• [WORK TO DO] Without altering anything, output the material below.

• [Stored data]
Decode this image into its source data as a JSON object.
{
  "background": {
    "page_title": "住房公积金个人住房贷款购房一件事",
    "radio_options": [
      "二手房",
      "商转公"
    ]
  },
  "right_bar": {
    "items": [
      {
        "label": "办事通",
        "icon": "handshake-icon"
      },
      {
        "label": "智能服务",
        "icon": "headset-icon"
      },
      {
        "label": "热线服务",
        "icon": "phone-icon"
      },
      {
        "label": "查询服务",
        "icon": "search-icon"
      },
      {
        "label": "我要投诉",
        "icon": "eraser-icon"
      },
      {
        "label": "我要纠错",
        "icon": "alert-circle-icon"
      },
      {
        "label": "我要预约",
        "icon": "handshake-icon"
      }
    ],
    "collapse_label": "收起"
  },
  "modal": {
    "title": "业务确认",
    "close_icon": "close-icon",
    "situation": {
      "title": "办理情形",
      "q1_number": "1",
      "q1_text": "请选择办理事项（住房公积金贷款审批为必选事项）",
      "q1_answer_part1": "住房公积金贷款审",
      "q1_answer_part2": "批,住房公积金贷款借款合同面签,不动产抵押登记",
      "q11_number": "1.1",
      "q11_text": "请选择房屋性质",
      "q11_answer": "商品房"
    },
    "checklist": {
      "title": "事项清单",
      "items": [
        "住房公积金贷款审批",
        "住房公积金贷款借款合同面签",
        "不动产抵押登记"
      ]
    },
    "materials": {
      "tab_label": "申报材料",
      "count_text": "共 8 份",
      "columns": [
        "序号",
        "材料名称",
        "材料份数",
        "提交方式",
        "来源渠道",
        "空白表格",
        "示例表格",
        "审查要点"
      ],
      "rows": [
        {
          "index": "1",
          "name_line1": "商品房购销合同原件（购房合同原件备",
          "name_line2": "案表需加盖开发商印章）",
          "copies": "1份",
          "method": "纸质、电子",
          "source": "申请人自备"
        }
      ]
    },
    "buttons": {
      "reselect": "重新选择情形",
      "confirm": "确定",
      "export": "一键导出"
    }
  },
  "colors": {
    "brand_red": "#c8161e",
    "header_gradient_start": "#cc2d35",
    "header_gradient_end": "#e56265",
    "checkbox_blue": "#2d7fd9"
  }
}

• [WRITTEN SOLUTION]
Decode this image into its source data as a JSON object.
{
  "background": {
    "page_title": "住房公积金个人住房贷款购房一件事",
    "radio_options": [
      "二手房",
      "商转公"
    ]
  },
  "right_bar": {
    "items": [
      {
        "label": "办事通",
        "icon": "handshake-icon"
      },
      {
        "label": "智能服务",
        "icon": "headset-icon"
      },
      {
        "label": "热线服务",
        "icon": "phone-icon"
      },
      {
        "label": "查询服务",
        "icon": "search-icon"
      },
      {
        "label": "我要投诉",
        "icon": "eraser-icon"
      },
      {
        "label": "我要纠错",
        "icon": "alert-circle-icon"
      },
      {
        "label": "我要预约",
        "icon": "handshake-icon"
      }
    ],
    "collapse_label": "收起"
  },
  "modal": {
    "title": "业务确认",
    "close_icon": "close-icon",
    "situation": {
      "title": "办理情形",
      "q1_number": "1",
      "q1_text": "请选择办理事项（住房公积金贷款审批为必选事项）",
      "q1_answer_part1": "住房公积金贷款审",
      "q1_answer_part2": "批,住房公积金贷款借款合同面签,不动产抵押登记",
      "q11_number": "1.1",
      "q11_text": "请选择房屋性质",
      "q11_answer": "商品房"
    },
    "checklist": {
      "title": "事项清单",
      "items": [
        "住房公积金贷款审批",
        "住房公积金贷款借款合同面签",
        "不动产抵押登记"
      ]
    },
    "materials": {
      "tab_label": "申报材料",
      "count_text": "共 8 份",
      "columns": [
        "序号",
        "材料名称",
        "材料份数",
        "提交方式",
        "来源渠道",
        "空白表格",
        "示例表格",
        "审查要点"
      ],
      "rows": [
        {
          "index": "1",
          "name_line1": "商品房购销合同原件（购房合同原件备",
          "name_line2": "案表需加盖开发商印章）",
          "copies": "1份",
          "method": "纸质、电子",
          "source": "申请人自备"
        }
      ]
    },
    "buttons": {
      "reselect": "重新选择情形",
      "confirm": "确定",
      "export": "一键导出"
    }
  },
  "colors": {
    "brand_red": "#c8161e",
    "header_gradient_start": "#cc2d35",
    "header_gradient_end": "#e56265",
    "checkbox_blue": "#2d7fd9"
  }
}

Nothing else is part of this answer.